Records from a collection
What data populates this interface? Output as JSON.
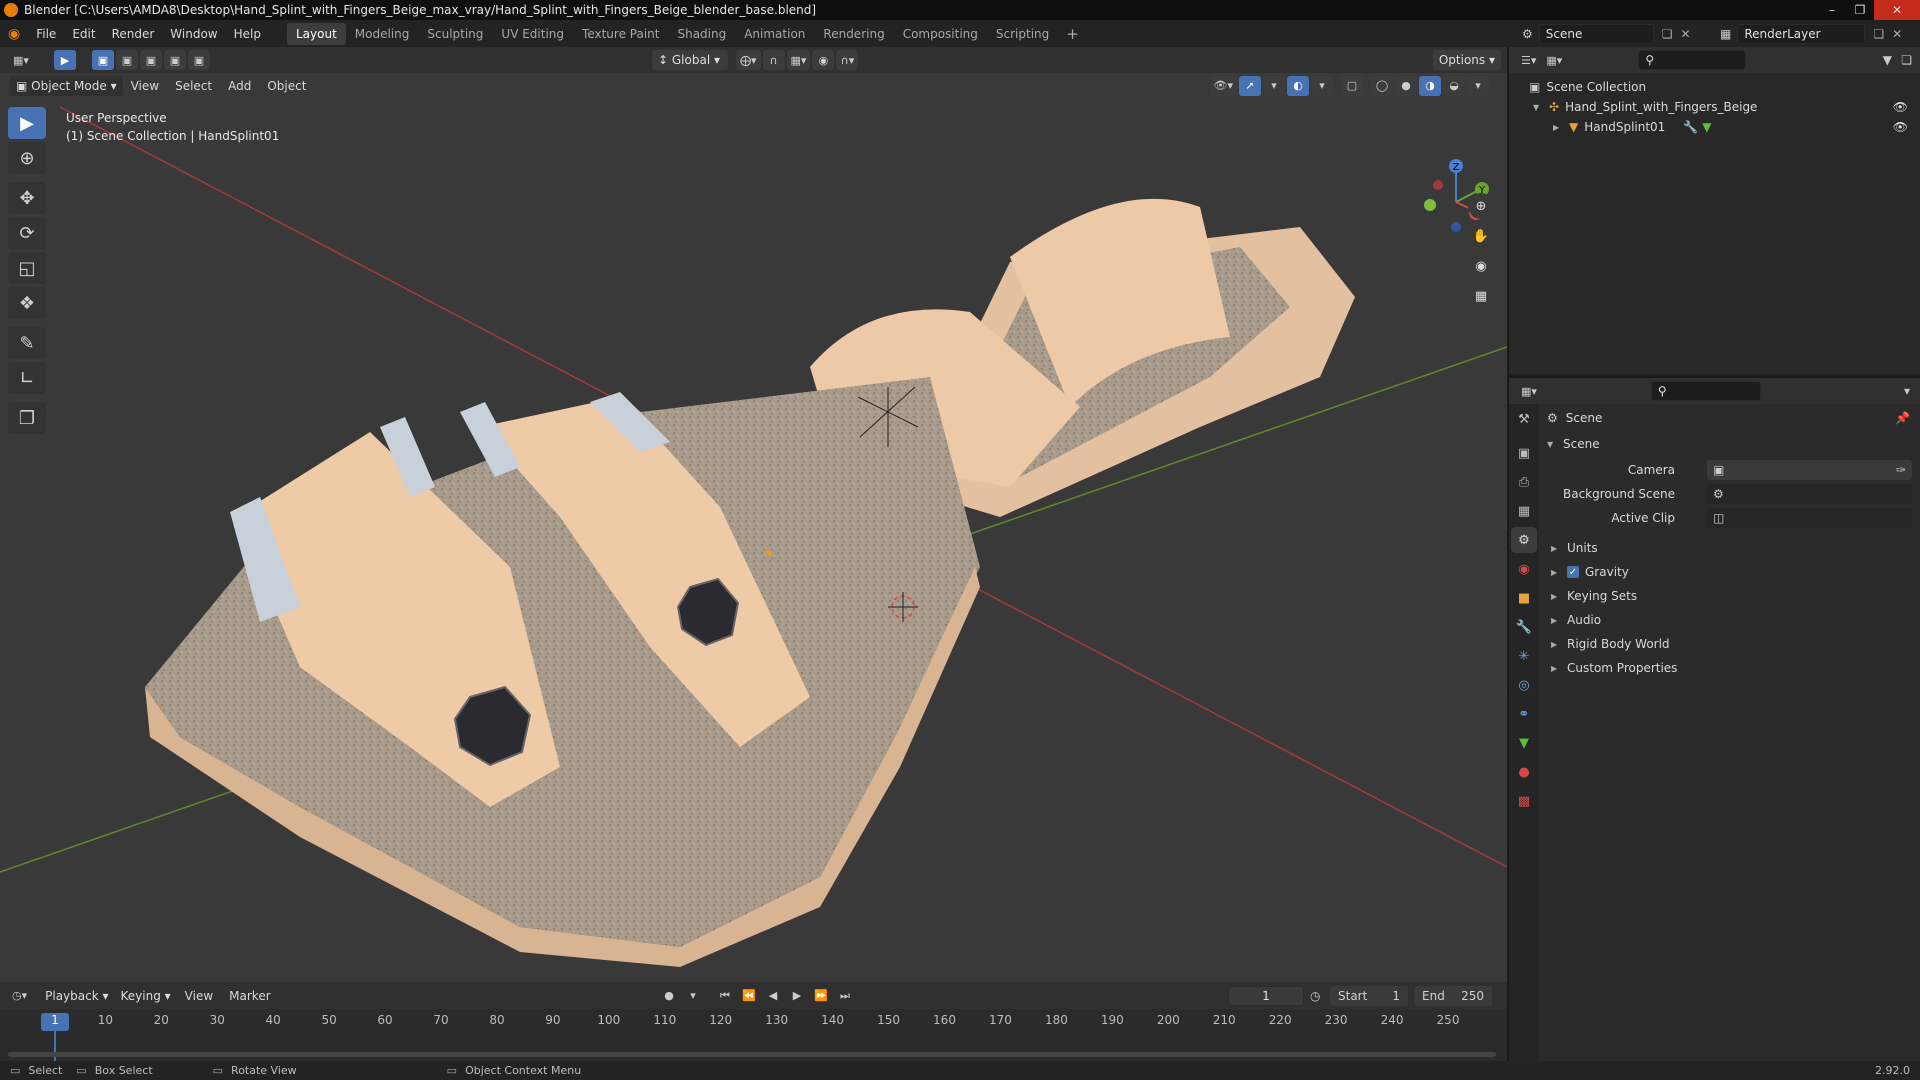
{
  "window": {
    "title": "Blender [C:\\Users\\AMDA8\\Desktop\\Hand_Splint_with_Fingers_Beige_max_vray/Hand_Splint_with_Fingers_Beige_blender_base.blend]"
  },
  "menu": {
    "items": [
      "File",
      "Edit",
      "Render",
      "Window",
      "Help"
    ],
    "workspaces": [
      "Layout",
      "Modeling",
      "Sculpting",
      "UV Editing",
      "Texture Paint",
      "Shading",
      "Animation",
      "Rendering",
      "Compositing",
      "Scripting"
    ],
    "active_workspace": "Layout",
    "scene": "Scene",
    "view_layer": "RenderLayer"
  },
  "viewport": {
    "transform_orientation": "Global",
    "options_label": "Options",
    "mode": "Object Mode",
    "menus": [
      "View",
      "Select",
      "Add",
      "Object"
    ],
    "info_line1": "User Perspective",
    "info_line2": "(1) Scene Collection | HandSplint01",
    "colors": {
      "background": "#393939",
      "x_axis": "#a33a3a",
      "y_axis": "#5d8a2c",
      "object": "#e8c4a0"
    }
  },
  "outliner": {
    "root": "Scene Collection",
    "items": [
      {
        "label": "Hand_Splint_with_Fingers_Beige",
        "icon": "empty-icon"
      },
      {
        "label": "HandSplint01",
        "icon": "mesh-icon"
      }
    ]
  },
  "properties": {
    "context": "Scene",
    "panel_title": "Scene",
    "fields": [
      {
        "label": "Camera",
        "value": ""
      },
      {
        "label": "Background Scene",
        "value": ""
      },
      {
        "label": "Active Clip",
        "value": ""
      }
    ],
    "subpanels": [
      "Units",
      "Gravity",
      "Keying Sets",
      "Audio",
      "Rigid Body World",
      "Custom Properties"
    ],
    "gravity_checked": true
  },
  "timeline": {
    "menus": [
      "Playback",
      "Keying",
      "View",
      "Marker"
    ],
    "current_frame": "1",
    "start_label": "Start",
    "start_value": "1",
    "end_label": "End",
    "end_value": "250",
    "ticks": [
      "1",
      "10",
      "20",
      "30",
      "40",
      "50",
      "60",
      "70",
      "80",
      "90",
      "100",
      "110",
      "120",
      "130",
      "140",
      "150",
      "160",
      "170",
      "180",
      "190",
      "200",
      "210",
      "220",
      "230",
      "240",
      "250"
    ]
  },
  "statusbar": {
    "select": "Select",
    "box_select": "Box Select",
    "rotate_view": "Rotate View",
    "context_menu": "Object Context Menu",
    "version": "2.92.0"
  }
}
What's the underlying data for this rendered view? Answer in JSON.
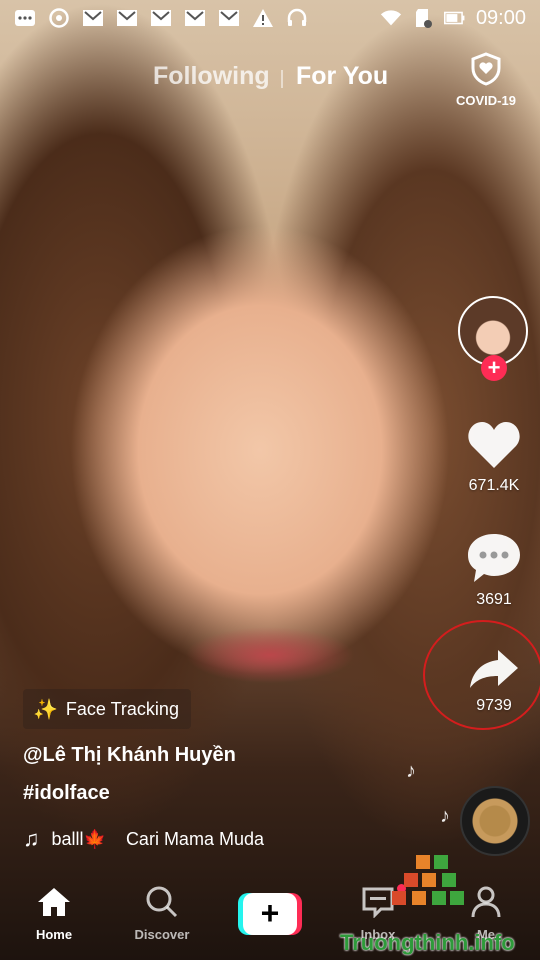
{
  "status_bar": {
    "time": "09:00",
    "left_icons": [
      "notification-icon",
      "chrome-icon",
      "gmail-icon",
      "gmail-icon",
      "gmail-icon",
      "gmail-icon",
      "gmail-icon",
      "warning-icon",
      "headset-icon"
    ],
    "right_icons": [
      "wifi-icon",
      "sd-card-icon",
      "battery-icon"
    ]
  },
  "top_nav": {
    "following": "Following",
    "for_you": "For You",
    "covid_label": "COVID-19"
  },
  "right_rail": {
    "likes": "671.4K",
    "comments": "3691",
    "shares": "9739",
    "follow_symbol": "+"
  },
  "caption": {
    "effect": "Face Tracking",
    "username": "@Lê Thị Khánh Huyền",
    "hashtag": "#idolface",
    "music_left": "balll🍁",
    "music_right": "Cari Mama Muda"
  },
  "bottom_nav": {
    "home": "Home",
    "discover": "Discover",
    "create": "+",
    "inbox": "Inbox",
    "me": "Me"
  },
  "watermark": "Truongthinh.info",
  "colors": {
    "accent": "#fe2c55",
    "cyan": "#25f4ee",
    "annotation": "#d41d1d"
  }
}
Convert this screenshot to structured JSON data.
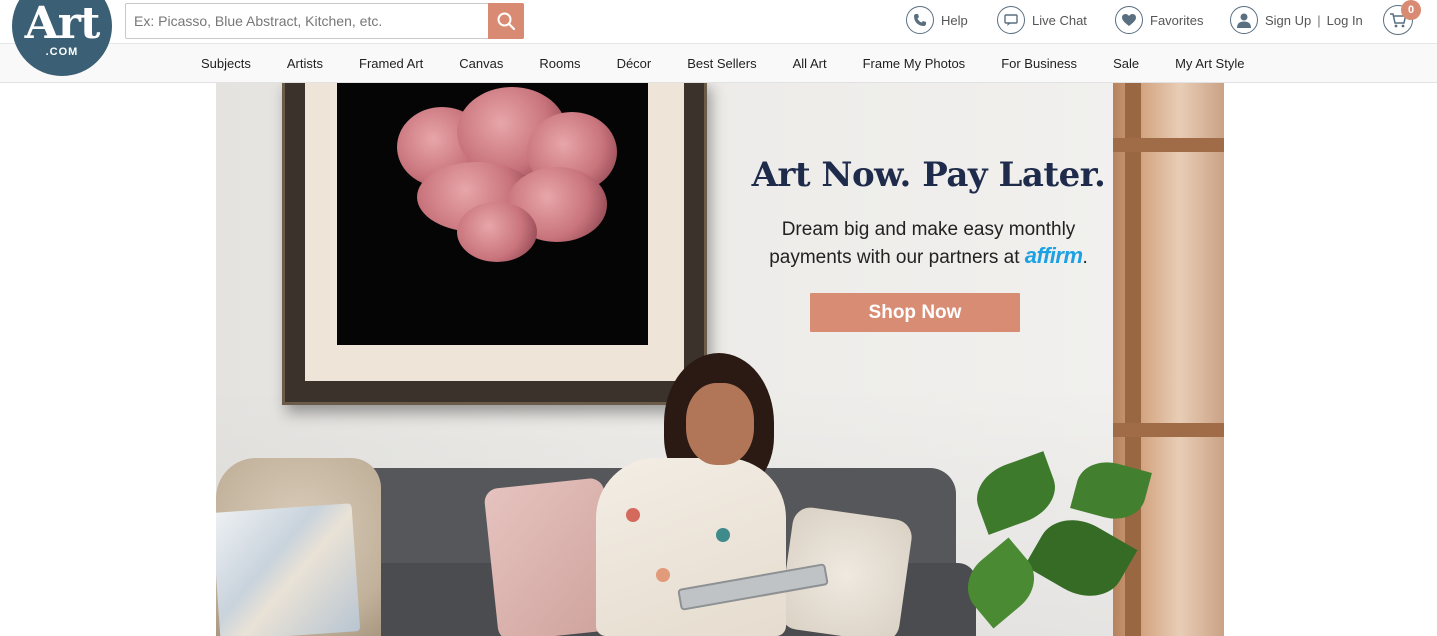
{
  "logo": {
    "word": "Art",
    "sub": ".COM"
  },
  "search": {
    "placeholder": "Ex: Picasso, Blue Abstract, Kitchen, etc.",
    "value": ""
  },
  "utility": {
    "help": "Help",
    "live_chat": "Live Chat",
    "favorites": "Favorites",
    "sign_up": "Sign Up",
    "separator": "|",
    "log_in": "Log In",
    "cart_count": "0"
  },
  "nav": {
    "items": [
      {
        "label": "Subjects"
      },
      {
        "label": "Artists"
      },
      {
        "label": "Framed Art"
      },
      {
        "label": "Canvas"
      },
      {
        "label": "Rooms"
      },
      {
        "label": "Décor"
      },
      {
        "label": "Best Sellers"
      },
      {
        "label": "All Art"
      },
      {
        "label": "Frame My Photos"
      },
      {
        "label": "For Business"
      },
      {
        "label": "Sale"
      },
      {
        "label": "My Art Style"
      }
    ]
  },
  "hero": {
    "title": "Art Now. Pay Later.",
    "subtitle_line1": "Dream big and make easy monthly",
    "subtitle_line2": "payments with our partners at",
    "partner": "affirm",
    "punct": ".",
    "cta": "Shop Now"
  },
  "colors": {
    "brand": "#3b5f74",
    "accent": "#d98a72",
    "title": "#1e2b4b",
    "affirm": "#1da1e3"
  },
  "icons": {
    "search": "search-icon",
    "help": "phone-icon",
    "chat": "chat-icon",
    "favorites": "heart-icon",
    "account": "user-icon",
    "cart": "cart-icon"
  }
}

● **WORK REQUIRED**
Print the full listing exactly, dropping the pictures.

● **OUTPUT OF THE EXERCISE**
What data populates this interface? Output as JSON.
{
  "window": {
    "title": "Blender [C:\\Users\\AMDA8\\Desktop\\Hand_Splint_with_Fingers_Beige_max_vray/Hand_Splint_with_Fingers_Beige_blender_base.blend]"
  },
  "menu": {
    "items": [
      "File",
      "Edit",
      "Render",
      "Window",
      "Help"
    ],
    "workspaces": [
      "Layout",
      "Modeling",
      "Sculpting",
      "UV Editing",
      "Texture Paint",
      "Shading",
      "Animation",
      "Rendering",
      "Compositing",
      "Scripting"
    ],
    "active_workspace": "Layout",
    "scene": "Scene",
    "view_layer": "RenderLayer"
  },
  "viewport": {
    "transform_orientation": "Global",
    "options_label": "Options",
    "mode": "Object Mode",
    "menus": [
      "View",
      "Select",
      "Add",
      "Object"
    ],
    "info_line1": "User Perspective",
    "info_line2": "(1) Scene Collection | HandSplint01",
    "colors": {
      "background": "#393939",
      "x_axis": "#a33a3a",
      "y_axis": "#5d8a2c",
      "object": "#e8c4a0"
    }
  },
  "outliner": {
    "root": "Scene Collection",
    "items": [
      {
        "label": "Hand_Splint_with_Fingers_Beige",
        "icon": "empty-icon"
      },
      {
        "label": "HandSplint01",
        "icon": "mesh-icon"
      }
    ]
  },
  "properties": {
    "context": "Scene",
    "panel_title": "Scene",
    "fields": [
      {
        "label": "Camera",
        "value": ""
      },
      {
        "label": "Background Scene",
        "value": ""
      },
      {
        "label": "Active Clip",
        "value": ""
      }
    ],
    "subpanels": [
      "Units",
      "Gravity",
      "Keying Sets",
      "Audio",
      "Rigid Body World",
      "Custom Properties"
    ],
    "gravity_checked": true
  },
  "timeline": {
    "menus": [
      "Playback",
      "Keying",
      "View",
      "Marker"
    ],
    "current_frame": "1",
    "start_label": "Start",
    "start_value": "1",
    "end_label": "End",
    "end_value": "250",
    "ticks": [
      "1",
      "10",
      "20",
      "30",
      "40",
      "50",
      "60",
      "70",
      "80",
      "90",
      "100",
      "110",
      "120",
      "130",
      "140",
      "150",
      "160",
      "170",
      "180",
      "190",
      "200",
      "210",
      "220",
      "230",
      "240",
      "250"
    ]
  },
  "statusbar": {
    "select": "Select",
    "box_select": "Box Select",
    "rotate_view": "Rotate View",
    "context_menu": "Object Context Menu",
    "version": "2.92.0"
  }
}
What's the underlying data for this rendered view? Answer in JSON.
{
  "status_bar": {
    "time": "09:00",
    "left_icons": [
      "notification-icon",
      "chrome-icon",
      "gmail-icon",
      "gmail-icon",
      "gmail-icon",
      "gmail-icon",
      "gmail-icon",
      "warning-icon",
      "headset-icon"
    ],
    "right_icons": [
      "wifi-icon",
      "sd-card-icon",
      "battery-icon"
    ]
  },
  "top_nav": {
    "following": "Following",
    "for_you": "For You",
    "covid_label": "COVID-19"
  },
  "right_rail": {
    "likes": "671.4K",
    "comments": "3691",
    "shares": "9739",
    "follow_symbol": "+"
  },
  "caption": {
    "effect": "Face Tracking",
    "username": "@Lê Thị Khánh Huyền",
    "hashtag": "#idolface",
    "music_left": "balll🍁",
    "music_right": "Cari Mama Muda"
  },
  "bottom_nav": {
    "home": "Home",
    "discover": "Discover",
    "create": "+",
    "inbox": "Inbox",
    "me": "Me"
  },
  "watermark": "Truongthinh.info",
  "colors": {
    "accent": "#fe2c55",
    "cyan": "#25f4ee",
    "annotation": "#d41d1d"
  }
}
Convert this screenshot to structured JSON data.
{
  "logo": {
    "word": "Art",
    "sub": ".COM"
  },
  "search": {
    "placeholder": "Ex: Picasso, Blue Abstract, Kitchen, etc.",
    "value": ""
  },
  "utility": {
    "help": "Help",
    "live_chat": "Live Chat",
    "favorites": "Favorites",
    "sign_up": "Sign Up",
    "separator": "|",
    "log_in": "Log In",
    "cart_count": "0"
  },
  "nav": {
    "items": [
      {
        "label": "Subjects"
      },
      {
        "label": "Artists"
      },
      {
        "label": "Framed Art"
      },
      {
        "label": "Canvas"
      },
      {
        "label": "Rooms"
      },
      {
        "label": "Décor"
      },
      {
        "label": "Best Sellers"
      },
      {
        "label": "All Art"
      },
      {
        "label": "Frame My Photos"
      },
      {
        "label": "For Business"
      },
      {
        "label": "Sale"
      },
      {
        "label": "My Art Style"
      }
    ]
  },
  "hero": {
    "title": "Art Now. Pay Later.",
    "subtitle_line1": "Dream big and make easy monthly",
    "subtitle_line2": "payments with our partners at",
    "partner": "affirm",
    "punct": ".",
    "cta": "Shop Now"
  },
  "colors": {
    "brand": "#3b5f74",
    "accent": "#d98a72",
    "title": "#1e2b4b",
    "affirm": "#1da1e3"
  },
  "icons": {
    "search": "search-icon",
    "help": "phone-icon",
    "chat": "chat-icon",
    "favorites": "heart-icon",
    "account": "user-icon",
    "cart": "cart-icon"
  }
}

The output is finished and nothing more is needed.